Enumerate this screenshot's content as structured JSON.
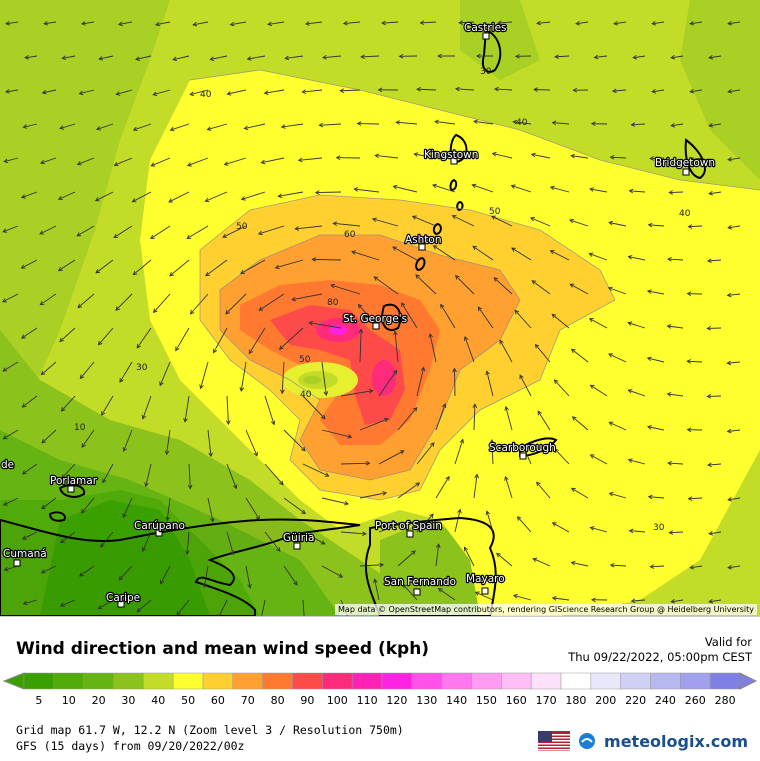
{
  "legend": {
    "title": "Wind direction and mean wind speed (kph)",
    "valid_label": "Valid for",
    "valid_time": "Thu 09/22/2022, 05:00pm CEST",
    "scale": [
      {
        "value": "5",
        "color": "#3aa000"
      },
      {
        "value": "10",
        "color": "#50aa0a"
      },
      {
        "value": "20",
        "color": "#66b414"
      },
      {
        "value": "30",
        "color": "#8cc21c"
      },
      {
        "value": "40",
        "color": "#c2dc28"
      },
      {
        "value": "50",
        "color": "#ffff30"
      },
      {
        "value": "60",
        "color": "#ffd030"
      },
      {
        "value": "70",
        "color": "#ffa030"
      },
      {
        "value": "80",
        "color": "#ff7a30"
      },
      {
        "value": "90",
        "color": "#ff4a4a"
      },
      {
        "value": "100",
        "color": "#ff2a7a"
      },
      {
        "value": "110",
        "color": "#ff22b4"
      },
      {
        "value": "120",
        "color": "#ff22e0"
      },
      {
        "value": "130",
        "color": "#ff50e8"
      },
      {
        "value": "140",
        "color": "#ff78ee"
      },
      {
        "value": "150",
        "color": "#ff9cf2"
      },
      {
        "value": "160",
        "color": "#ffbef6"
      },
      {
        "value": "170",
        "color": "#ffe0fa"
      },
      {
        "value": "180",
        "color": "#ffffff"
      },
      {
        "value": "200",
        "color": "#e8e8fa"
      },
      {
        "value": "220",
        "color": "#d0d0f4"
      },
      {
        "value": "240",
        "color": "#b8b8f0"
      },
      {
        "value": "260",
        "color": "#a0a0ec"
      },
      {
        "value": "280",
        "color": "#8080e4"
      }
    ]
  },
  "meta": {
    "grid": "Grid map 61.7 W, 12.2 N (Zoom level 3 / Resolution 750m)",
    "model": "GFS (15 days) from  09/20/2022/00z"
  },
  "brand": "meteologix.com",
  "map_credit": "Map data © OpenStreetMap contributors, rendering GIScience Research Group @ Heidelberg University",
  "cities": [
    {
      "name": "Castries"
    },
    {
      "name": "Kingstown"
    },
    {
      "name": "Bridgetown"
    },
    {
      "name": "Ashton"
    },
    {
      "name": "St. George's"
    },
    {
      "name": "Scarborough"
    },
    {
      "name": "Porlamar"
    },
    {
      "name": "Carúpano"
    },
    {
      "name": "Güiria"
    },
    {
      "name": "Port of Spain"
    },
    {
      "name": "Cumaná"
    },
    {
      "name": "San Fernando"
    },
    {
      "name": "Mayaro"
    },
    {
      "name": "Caripe"
    },
    {
      "name": "de"
    }
  ],
  "contour_labels": [
    "40",
    "40",
    "50",
    "60",
    "80",
    "50",
    "40",
    "30",
    "10",
    "50",
    "40",
    "30",
    "30"
  ]
}
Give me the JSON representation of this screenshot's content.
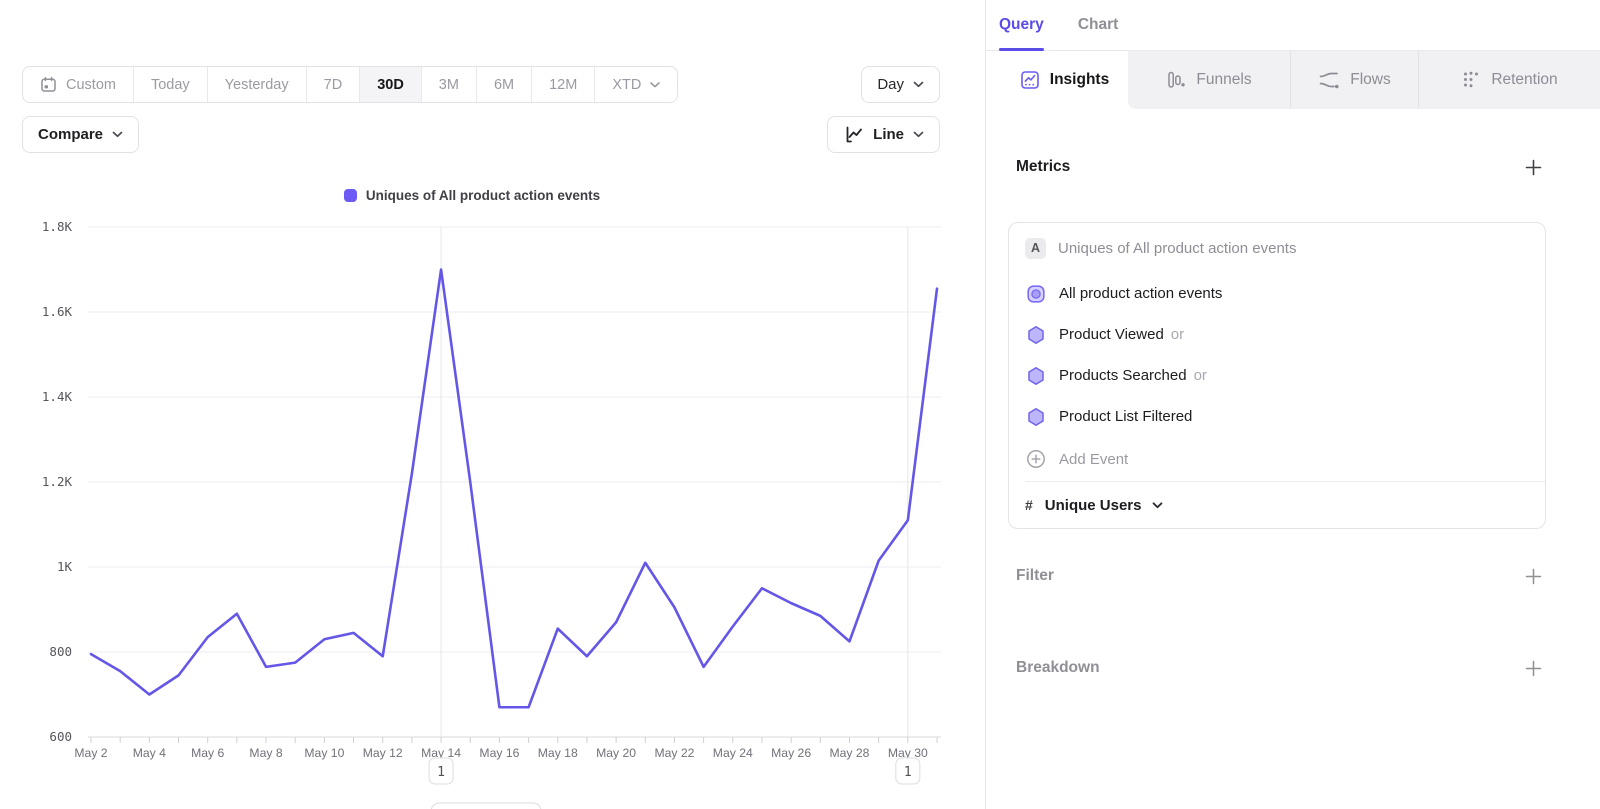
{
  "accent": "#6c5af5",
  "toolbar": {
    "ranges": [
      "Custom",
      "Today",
      "Yesterday",
      "7D",
      "30D",
      "3M",
      "6M",
      "12M",
      "XTD"
    ],
    "active_range": "30D",
    "granularity": "Day",
    "compare_label": "Compare",
    "chart_type": "Line"
  },
  "legend": {
    "label": "Uniques of All product action events"
  },
  "chart_data": {
    "type": "line",
    "title": "",
    "xlabel": "",
    "ylabel": "",
    "x": [
      "May 2",
      "May 3",
      "May 4",
      "May 5",
      "May 6",
      "May 7",
      "May 8",
      "May 9",
      "May 10",
      "May 11",
      "May 12",
      "May 13",
      "May 14",
      "May 15",
      "May 16",
      "May 17",
      "May 18",
      "May 19",
      "May 20",
      "May 21",
      "May 22",
      "May 23",
      "May 24",
      "May 25",
      "May 26",
      "May 27",
      "May 28",
      "May 29",
      "May 30",
      "May 31"
    ],
    "series": [
      {
        "name": "Uniques of All product action events",
        "color": "#6457e8",
        "values": [
          795,
          755,
          700,
          745,
          835,
          890,
          765,
          775,
          830,
          845,
          790,
          1220,
          1700,
          1200,
          670,
          670,
          855,
          790,
          870,
          1010,
          905,
          765,
          860,
          950,
          915,
          885,
          825,
          1015,
          1110,
          1655
        ]
      }
    ],
    "ylim": [
      600,
      1800
    ],
    "yticks": [
      {
        "v": 600,
        "label": "600"
      },
      {
        "v": 800,
        "label": "800"
      },
      {
        "v": 1000,
        "label": "1K"
      },
      {
        "v": 1200,
        "label": "1.2K"
      },
      {
        "v": 1400,
        "label": "1.4K"
      },
      {
        "v": 1600,
        "label": "1.6K"
      },
      {
        "v": 1800,
        "label": "1.8K"
      }
    ],
    "xtick_label_every": 2,
    "grid": "horizontal",
    "legend_position": "top",
    "annotations": [
      {
        "index": 12,
        "date": "May 14",
        "badge": "1",
        "popover_edge_visible": true
      },
      {
        "index": 28,
        "date": "May 30",
        "badge": "1",
        "popover_edge_visible": false
      }
    ]
  },
  "query_panel": {
    "header_tabs": [
      {
        "label": "Query",
        "active": true
      },
      {
        "label": "Chart",
        "active": false
      }
    ],
    "report_tabs": [
      {
        "label": "Insights",
        "icon": "insights",
        "active": true
      },
      {
        "label": "Funnels",
        "icon": "funnels",
        "active": false
      },
      {
        "label": "Flows",
        "icon": "flows",
        "active": false
      },
      {
        "label": "Retention",
        "icon": "retention",
        "active": false
      }
    ],
    "metrics": {
      "title": "Metrics",
      "group_badge": "A",
      "group_label": "Uniques of All product action events",
      "events": [
        {
          "label": "All product action events",
          "suffix": "",
          "icon": "all-events"
        },
        {
          "label": "Product Viewed",
          "suffix": "or",
          "icon": "hexagon"
        },
        {
          "label": "Products Searched",
          "suffix": "or",
          "icon": "hexagon"
        },
        {
          "label": "Product List Filtered",
          "suffix": "",
          "icon": "hexagon"
        }
      ],
      "add_event_label": "Add Event",
      "aggregation": {
        "symbol": "#",
        "label": "Unique Users"
      }
    },
    "sections": [
      {
        "title": "Filter"
      },
      {
        "title": "Breakdown"
      }
    ]
  }
}
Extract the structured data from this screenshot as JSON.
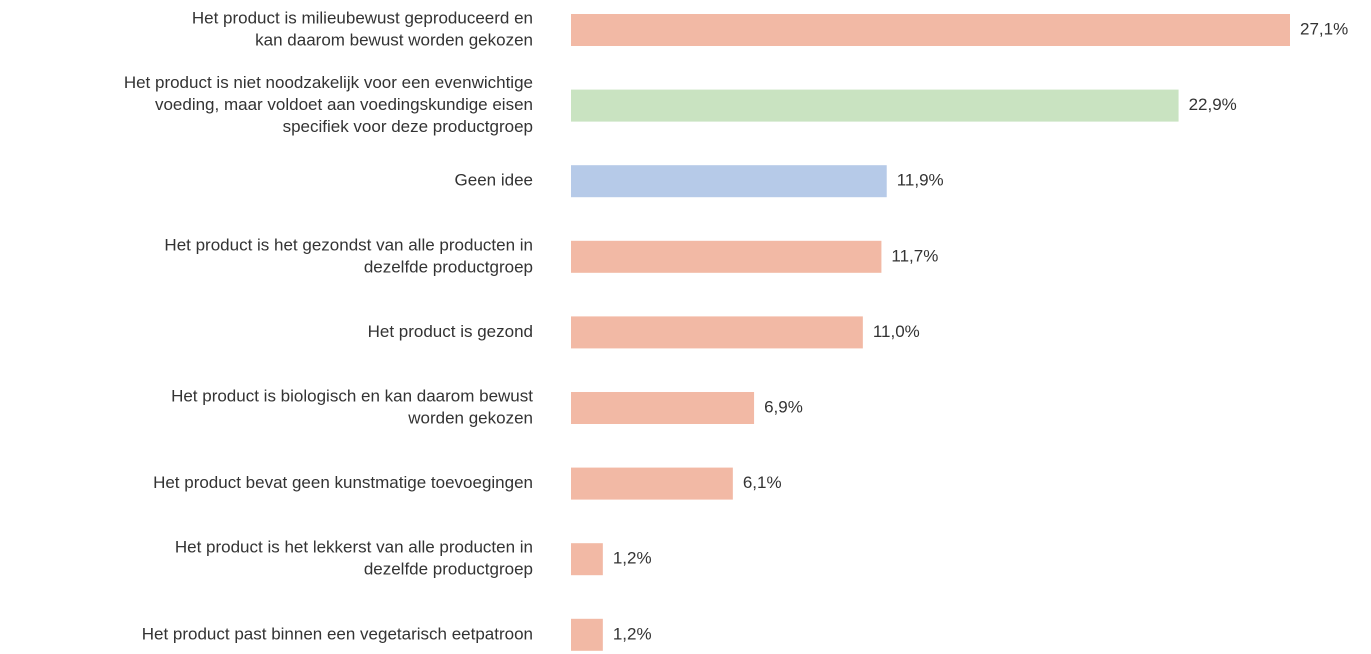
{
  "chart_data": {
    "type": "barh",
    "categories": [
      [
        "Het product is milieubewust geproduceerd en",
        "kan daarom bewust worden gekozen"
      ],
      [
        "Het product is niet noodzakelijk voor een evenwichtige",
        "voeding, maar voldoet aan voedingskundige eisen",
        "specifiek voor deze productgroep"
      ],
      [
        "Geen idee"
      ],
      [
        "Het product is het gezondst van alle producten in",
        "dezelfde productgroep"
      ],
      [
        "Het product is gezond"
      ],
      [
        "Het product is biologisch en kan daarom bewust",
        "worden gekozen"
      ],
      [
        "Het product bevat geen kunstmatige toevoegingen"
      ],
      [
        "Het product is het lekkerst van alle producten in",
        "dezelfde productgroep"
      ],
      [
        "Het product past binnen een vegetarisch eetpatroon"
      ]
    ],
    "values": [
      27.1,
      22.9,
      11.9,
      11.7,
      11.0,
      6.9,
      6.1,
      1.2,
      1.2
    ],
    "value_labels": [
      "27,1%",
      "22,9%",
      "11,9%",
      "11,7%",
      "11,0%",
      "6,9%",
      "6,1%",
      "1,2%",
      "1,2%"
    ],
    "colors": [
      "#f2b9a5",
      "#c9e3c1",
      "#b6cae8",
      "#f2b9a5",
      "#f2b9a5",
      "#f2b9a5",
      "#f2b9a5",
      "#f2b9a5",
      "#f2b9a5"
    ]
  }
}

= Exercise task =
Extract all lines of the records above that include "screenshot".

= Solved exercise =
Enumerate this screenshot's content as structured JSON.
Give me the JSON representation of this screenshot's content.
Extract the structured data from this screenshot as JSON.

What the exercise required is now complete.